EXCERPT TO READ
— Begin —
Skip to content

Examples

Real-world examples showing how to set up Trail for different use cases. Each example includes complete configuration and sample notes.


Available Examples

  • Family Tree


    Track family relationships with parent/child relations, display birth years and other biographical data.

    Family tree setup

  • Project Hierarchy


    Organize projects, epics, tasks, and subtasks with filtering by status and priority sorting.

    Project hierarchy setup

  • Sequential Notes


    Navigate book chapters, daily notes, or any sequential content with next/prev relations.
— End —
WHAT YOU NEED TO DO
a) From the Trail examples page, reproduce the passage starting with "Available Examples" and going on through "and priority sorting.".
b) According to the Trail examples page, what does each example include?

MATERIAL SHOWN
— Begin —
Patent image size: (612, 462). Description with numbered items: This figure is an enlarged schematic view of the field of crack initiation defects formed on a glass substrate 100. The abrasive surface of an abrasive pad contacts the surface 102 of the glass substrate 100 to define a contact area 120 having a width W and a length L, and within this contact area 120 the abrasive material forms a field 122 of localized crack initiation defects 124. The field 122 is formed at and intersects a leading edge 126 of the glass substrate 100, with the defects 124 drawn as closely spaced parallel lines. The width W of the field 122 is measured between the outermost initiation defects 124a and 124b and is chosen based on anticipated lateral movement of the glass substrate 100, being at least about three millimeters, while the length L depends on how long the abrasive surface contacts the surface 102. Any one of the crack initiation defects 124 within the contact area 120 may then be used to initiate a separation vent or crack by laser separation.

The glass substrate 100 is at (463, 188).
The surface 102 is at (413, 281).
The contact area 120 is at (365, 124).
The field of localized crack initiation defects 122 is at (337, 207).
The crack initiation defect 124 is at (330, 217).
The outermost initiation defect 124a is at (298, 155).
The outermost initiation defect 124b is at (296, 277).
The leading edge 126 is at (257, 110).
— End —
THE ANSWERS
a)
Available Examples

  • Family Tree


    Track family relationships with parent/child relations, display birth years and other biographical data.

    Family tree setup

  • Project Hierarchy


    Organize projects, epics, tasks, and subtasks with filtering by status and priority sorting.

b) Complete configuration and sample notes.